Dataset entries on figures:

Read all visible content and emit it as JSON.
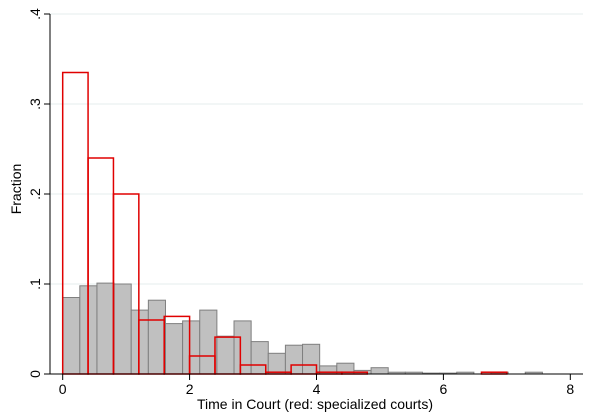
{
  "chart_data": {
    "type": "bar",
    "title": "",
    "xlabel": "Time in Court (red: specialized courts)",
    "ylabel": "Fraction",
    "xlim": [
      -0.2,
      8.2
    ],
    "ylim": [
      0,
      0.4
    ],
    "x_ticks": [
      {
        "value": 0,
        "label": "0"
      },
      {
        "value": 2,
        "label": "2"
      },
      {
        "value": 4,
        "label": "4"
      },
      {
        "value": 6,
        "label": "6"
      },
      {
        "value": 8,
        "label": "8"
      }
    ],
    "y_ticks": [
      {
        "value": 0,
        "label": "0"
      },
      {
        "value": 0.1,
        "label": ".1"
      },
      {
        "value": 0.2,
        "label": ".2"
      },
      {
        "value": 0.3,
        "label": ".3"
      },
      {
        "value": 0.4,
        "label": ".4"
      }
    ],
    "grid": true,
    "series": [
      {
        "style": "filled",
        "color": "#c0c0c0",
        "edge_color": "#7f7f7f",
        "bin_width": 0.27,
        "bins": [
          {
            "x": 0.0,
            "y": 0.085
          },
          {
            "x": 0.27,
            "y": 0.098
          },
          {
            "x": 0.54,
            "y": 0.101
          },
          {
            "x": 0.81,
            "y": 0.1
          },
          {
            "x": 1.08,
            "y": 0.071
          },
          {
            "x": 1.35,
            "y": 0.082
          },
          {
            "x": 1.62,
            "y": 0.056
          },
          {
            "x": 1.89,
            "y": 0.059
          },
          {
            "x": 2.16,
            "y": 0.071
          },
          {
            "x": 2.43,
            "y": 0.042
          },
          {
            "x": 2.7,
            "y": 0.059
          },
          {
            "x": 2.97,
            "y": 0.036
          },
          {
            "x": 3.24,
            "y": 0.023
          },
          {
            "x": 3.51,
            "y": 0.032
          },
          {
            "x": 3.78,
            "y": 0.033
          },
          {
            "x": 4.05,
            "y": 0.009
          },
          {
            "x": 4.32,
            "y": 0.012
          },
          {
            "x": 4.59,
            "y": 0.004
          },
          {
            "x": 4.86,
            "y": 0.007
          },
          {
            "x": 5.13,
            "y": 0.002
          },
          {
            "x": 5.4,
            "y": 0.002
          },
          {
            "x": 5.67,
            "y": 0.001
          },
          {
            "x": 5.94,
            "y": 0.001
          },
          {
            "x": 6.21,
            "y": 0.002
          },
          {
            "x": 6.48,
            "y": 0.0
          },
          {
            "x": 6.75,
            "y": 0.002
          },
          {
            "x": 7.02,
            "y": 0.0
          },
          {
            "x": 7.29,
            "y": 0.002
          }
        ]
      },
      {
        "style": "outline",
        "color": "#e00000",
        "bin_width": 0.4,
        "bins": [
          {
            "x": 0.0,
            "y": 0.335
          },
          {
            "x": 0.4,
            "y": 0.24
          },
          {
            "x": 0.8,
            "y": 0.2
          },
          {
            "x": 1.2,
            "y": 0.06
          },
          {
            "x": 1.6,
            "y": 0.064
          },
          {
            "x": 2.0,
            "y": 0.02
          },
          {
            "x": 2.4,
            "y": 0.041
          },
          {
            "x": 2.8,
            "y": 0.01
          },
          {
            "x": 3.2,
            "y": 0.002
          },
          {
            "x": 3.6,
            "y": 0.01
          },
          {
            "x": 4.0,
            "y": 0.002
          },
          {
            "x": 4.4,
            "y": 0.002
          },
          {
            "x": 6.6,
            "y": 0.002
          }
        ]
      }
    ]
  }
}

→ **Set task**: Leave out the pictures and return every record word for word.

→ **Result for this task**:
Read all visible content and emit it as JSON.
{
  "chart_data": {
    "type": "bar",
    "title": "",
    "xlabel": "Time in Court (red: specialized courts)",
    "ylabel": "Fraction",
    "xlim": [
      -0.2,
      8.2
    ],
    "ylim": [
      0,
      0.4
    ],
    "x_ticks": [
      {
        "value": 0,
        "label": "0"
      },
      {
        "value": 2,
        "label": "2"
      },
      {
        "value": 4,
        "label": "4"
      },
      {
        "value": 6,
        "label": "6"
      },
      {
        "value": 8,
        "label": "8"
      }
    ],
    "y_ticks": [
      {
        "value": 0,
        "label": "0"
      },
      {
        "value": 0.1,
        "label": ".1"
      },
      {
        "value": 0.2,
        "label": ".2"
      },
      {
        "value": 0.3,
        "label": ".3"
      },
      {
        "value": 0.4,
        "label": ".4"
      }
    ],
    "grid": true,
    "series": [
      {
        "style": "filled",
        "color": "#c0c0c0",
        "edge_color": "#7f7f7f",
        "bin_width": 0.27,
        "bins": [
          {
            "x": 0.0,
            "y": 0.085
          },
          {
            "x": 0.27,
            "y": 0.098
          },
          {
            "x": 0.54,
            "y": 0.101
          },
          {
            "x": 0.81,
            "y": 0.1
          },
          {
            "x": 1.08,
            "y": 0.071
          },
          {
            "x": 1.35,
            "y": 0.082
          },
          {
            "x": 1.62,
            "y": 0.056
          },
          {
            "x": 1.89,
            "y": 0.059
          },
          {
            "x": 2.16,
            "y": 0.071
          },
          {
            "x": 2.43,
            "y": 0.042
          },
          {
            "x": 2.7,
            "y": 0.059
          },
          {
            "x": 2.97,
            "y": 0.036
          },
          {
            "x": 3.24,
            "y": 0.023
          },
          {
            "x": 3.51,
            "y": 0.032
          },
          {
            "x": 3.78,
            "y": 0.033
          },
          {
            "x": 4.05,
            "y": 0.009
          },
          {
            "x": 4.32,
            "y": 0.012
          },
          {
            "x": 4.59,
            "y": 0.004
          },
          {
            "x": 4.86,
            "y": 0.007
          },
          {
            "x": 5.13,
            "y": 0.002
          },
          {
            "x": 5.4,
            "y": 0.002
          },
          {
            "x": 5.67,
            "y": 0.001
          },
          {
            "x": 5.94,
            "y": 0.001
          },
          {
            "x": 6.21,
            "y": 0.002
          },
          {
            "x": 6.48,
            "y": 0.0
          },
          {
            "x": 6.75,
            "y": 0.002
          },
          {
            "x": 7.02,
            "y": 0.0
          },
          {
            "x": 7.29,
            "y": 0.002
          }
        ]
      },
      {
        "style": "outline",
        "color": "#e00000",
        "bin_width": 0.4,
        "bins": [
          {
            "x": 0.0,
            "y": 0.335
          },
          {
            "x": 0.4,
            "y": 0.24
          },
          {
            "x": 0.8,
            "y": 0.2
          },
          {
            "x": 1.2,
            "y": 0.06
          },
          {
            "x": 1.6,
            "y": 0.064
          },
          {
            "x": 2.0,
            "y": 0.02
          },
          {
            "x": 2.4,
            "y": 0.041
          },
          {
            "x": 2.8,
            "y": 0.01
          },
          {
            "x": 3.2,
            "y": 0.002
          },
          {
            "x": 3.6,
            "y": 0.01
          },
          {
            "x": 4.0,
            "y": 0.002
          },
          {
            "x": 4.4,
            "y": 0.002
          },
          {
            "x": 6.6,
            "y": 0.002
          }
        ]
      }
    ]
  }
}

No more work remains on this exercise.